## BEGIN INFORMATION GIVEN

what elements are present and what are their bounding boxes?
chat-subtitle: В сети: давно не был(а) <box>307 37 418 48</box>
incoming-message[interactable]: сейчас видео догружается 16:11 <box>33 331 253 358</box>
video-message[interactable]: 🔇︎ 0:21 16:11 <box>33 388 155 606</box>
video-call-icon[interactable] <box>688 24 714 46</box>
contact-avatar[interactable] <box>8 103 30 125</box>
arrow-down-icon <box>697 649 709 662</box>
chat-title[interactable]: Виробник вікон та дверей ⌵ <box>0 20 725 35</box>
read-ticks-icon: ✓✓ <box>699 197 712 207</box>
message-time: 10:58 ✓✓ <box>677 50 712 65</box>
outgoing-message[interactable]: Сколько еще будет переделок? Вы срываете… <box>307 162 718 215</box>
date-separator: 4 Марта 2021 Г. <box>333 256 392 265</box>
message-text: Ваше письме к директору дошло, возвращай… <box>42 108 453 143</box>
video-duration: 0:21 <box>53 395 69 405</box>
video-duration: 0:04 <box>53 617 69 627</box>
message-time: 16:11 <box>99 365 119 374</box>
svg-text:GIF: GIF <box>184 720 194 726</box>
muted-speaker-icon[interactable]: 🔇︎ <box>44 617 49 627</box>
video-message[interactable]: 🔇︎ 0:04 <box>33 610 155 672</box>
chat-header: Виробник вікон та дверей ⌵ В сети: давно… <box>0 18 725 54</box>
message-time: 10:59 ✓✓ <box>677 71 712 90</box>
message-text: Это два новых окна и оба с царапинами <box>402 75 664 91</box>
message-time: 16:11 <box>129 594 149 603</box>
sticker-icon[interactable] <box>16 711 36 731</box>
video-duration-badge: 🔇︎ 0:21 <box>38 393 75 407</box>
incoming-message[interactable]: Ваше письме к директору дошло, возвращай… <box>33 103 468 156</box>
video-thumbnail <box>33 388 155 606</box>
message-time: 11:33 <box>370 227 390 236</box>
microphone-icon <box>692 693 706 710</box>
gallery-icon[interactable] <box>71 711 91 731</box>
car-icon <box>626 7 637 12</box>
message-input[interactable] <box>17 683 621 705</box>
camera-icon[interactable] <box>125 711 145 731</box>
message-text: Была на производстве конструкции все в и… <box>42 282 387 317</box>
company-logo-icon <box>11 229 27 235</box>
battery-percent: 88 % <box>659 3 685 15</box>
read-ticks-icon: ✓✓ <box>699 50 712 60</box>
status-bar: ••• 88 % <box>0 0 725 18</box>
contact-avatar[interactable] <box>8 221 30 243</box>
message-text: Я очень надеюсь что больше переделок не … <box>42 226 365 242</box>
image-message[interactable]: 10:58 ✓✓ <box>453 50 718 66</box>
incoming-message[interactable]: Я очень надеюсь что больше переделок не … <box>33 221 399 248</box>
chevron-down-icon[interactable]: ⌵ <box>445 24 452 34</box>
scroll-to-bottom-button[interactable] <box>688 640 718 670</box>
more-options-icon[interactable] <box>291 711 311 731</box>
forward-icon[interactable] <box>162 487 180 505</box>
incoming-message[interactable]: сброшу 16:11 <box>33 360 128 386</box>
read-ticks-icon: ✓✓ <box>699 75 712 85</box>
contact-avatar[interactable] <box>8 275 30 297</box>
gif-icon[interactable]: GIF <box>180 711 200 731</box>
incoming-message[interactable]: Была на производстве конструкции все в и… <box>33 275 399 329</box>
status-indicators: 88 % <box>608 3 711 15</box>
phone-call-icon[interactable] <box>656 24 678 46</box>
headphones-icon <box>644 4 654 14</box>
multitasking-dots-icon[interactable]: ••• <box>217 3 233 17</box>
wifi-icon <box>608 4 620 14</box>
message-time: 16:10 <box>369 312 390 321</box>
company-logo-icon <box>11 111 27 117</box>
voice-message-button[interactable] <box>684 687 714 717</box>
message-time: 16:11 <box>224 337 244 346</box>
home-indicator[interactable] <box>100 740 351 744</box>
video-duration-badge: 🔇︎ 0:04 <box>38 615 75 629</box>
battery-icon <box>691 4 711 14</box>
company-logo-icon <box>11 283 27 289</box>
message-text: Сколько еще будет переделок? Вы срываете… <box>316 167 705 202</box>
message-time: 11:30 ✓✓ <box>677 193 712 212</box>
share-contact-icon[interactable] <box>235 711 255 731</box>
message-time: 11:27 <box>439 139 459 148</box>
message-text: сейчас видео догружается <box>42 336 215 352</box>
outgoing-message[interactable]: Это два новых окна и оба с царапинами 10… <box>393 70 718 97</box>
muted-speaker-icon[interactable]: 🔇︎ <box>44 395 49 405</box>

## END INFORMATION GIVEN

* WORK REQUIRED *
Will you copy every line of the records above with no changes at all?

* ANSWER *
what elements are present and what are their bounding boxes?
chat-subtitle: В сети: давно не был(а) <box>307 37 418 48</box>
incoming-message[interactable]: сейчас видео догружается 16:11 <box>33 331 253 358</box>
video-message[interactable]: 🔇︎ 0:21 16:11 <box>33 388 155 606</box>
video-call-icon[interactable] <box>688 24 714 46</box>
contact-avatar[interactable] <box>8 103 30 125</box>
arrow-down-icon <box>697 649 709 662</box>
chat-title[interactable]: Виробник вікон та дверей ⌵ <box>0 20 725 35</box>
read-ticks-icon: ✓✓ <box>699 197 712 207</box>
message-time: 10:58 ✓✓ <box>677 50 712 65</box>
outgoing-message[interactable]: Сколько еще будет переделок? Вы срываете… <box>307 162 718 215</box>
date-separator: 4 Марта 2021 Г. <box>333 256 392 265</box>
message-text: Ваше письме к директору дошло, возвращай… <box>42 108 453 143</box>
video-duration: 0:21 <box>53 395 69 405</box>
video-duration: 0:04 <box>53 617 69 627</box>
message-time: 16:11 <box>99 365 119 374</box>
svg-text:GIF: GIF <box>184 720 194 726</box>
muted-speaker-icon[interactable]: 🔇︎ <box>44 617 49 627</box>
video-message[interactable]: 🔇︎ 0:04 <box>33 610 155 672</box>
chat-header: Виробник вікон та дверей ⌵ В сети: давно… <box>0 18 725 54</box>
message-time: 10:59 ✓✓ <box>677 71 712 90</box>
message-text: Это два новых окна и оба с царапинами <box>402 75 664 91</box>
message-time: 16:11 <box>129 594 149 603</box>
sticker-icon[interactable] <box>16 711 36 731</box>
video-duration-badge: 🔇︎ 0:21 <box>38 393 75 407</box>
incoming-message[interactable]: Ваше письме к директору дошло, возвращай… <box>33 103 468 156</box>
video-thumbnail <box>33 388 155 606</box>
message-time: 11:33 <box>370 227 390 236</box>
microphone-icon <box>692 693 706 710</box>
gallery-icon[interactable] <box>71 711 91 731</box>
car-icon <box>626 7 637 12</box>
message-input[interactable] <box>17 683 621 705</box>
camera-icon[interactable] <box>125 711 145 731</box>
message-text: Была на производстве конструкции все в и… <box>42 282 387 317</box>
company-logo-icon <box>11 229 27 235</box>
battery-percent: 88 % <box>659 3 685 15</box>
read-ticks-icon: ✓✓ <box>699 50 712 60</box>
status-bar: ••• 88 % <box>0 0 725 18</box>
contact-avatar[interactable] <box>8 221 30 243</box>
message-text: Я очень надеюсь что больше переделок не … <box>42 226 365 242</box>
image-message[interactable]: 10:58 ✓✓ <box>453 50 718 66</box>
incoming-message[interactable]: Я очень надеюсь что больше переделок не … <box>33 221 399 248</box>
chevron-down-icon[interactable]: ⌵ <box>445 24 452 34</box>
scroll-to-bottom-button[interactable] <box>688 640 718 670</box>
more-options-icon[interactable] <box>291 711 311 731</box>
forward-icon[interactable] <box>162 487 180 505</box>
incoming-message[interactable]: сброшу 16:11 <box>33 360 128 386</box>
read-ticks-icon: ✓✓ <box>699 75 712 85</box>
contact-avatar[interactable] <box>8 275 30 297</box>
gif-icon[interactable]: GIF <box>180 711 200 731</box>
incoming-message[interactable]: Была на производстве конструкции все в и… <box>33 275 399 329</box>
status-indicators: 88 % <box>608 3 711 15</box>
phone-call-icon[interactable] <box>656 24 678 46</box>
headphones-icon <box>644 4 654 14</box>
multitasking-dots-icon[interactable]: ••• <box>217 3 233 17</box>
wifi-icon <box>608 4 620 14</box>
message-time: 16:10 <box>369 312 390 321</box>
company-logo-icon <box>11 111 27 117</box>
voice-message-button[interactable] <box>684 687 714 717</box>
message-time: 16:11 <box>224 337 244 346</box>
home-indicator[interactable] <box>100 740 351 744</box>
video-duration-badge: 🔇︎ 0:04 <box>38 615 75 629</box>
battery-icon <box>691 4 711 14</box>
company-logo-icon <box>11 283 27 289</box>
message-text: Сколько еще будет переделок? Вы срываете… <box>316 167 705 202</box>
message-time: 11:30 ✓✓ <box>677 193 712 212</box>
share-contact-icon[interactable] <box>235 711 255 731</box>
message-time: 11:27 <box>439 139 459 148</box>
message-text: сейчас видео догружается <box>42 336 215 352</box>
outgoing-message[interactable]: Это два новых окна и оба с царапинами 10… <box>393 70 718 97</box>
muted-speaker-icon[interactable]: 🔇︎ <box>44 395 49 405</box>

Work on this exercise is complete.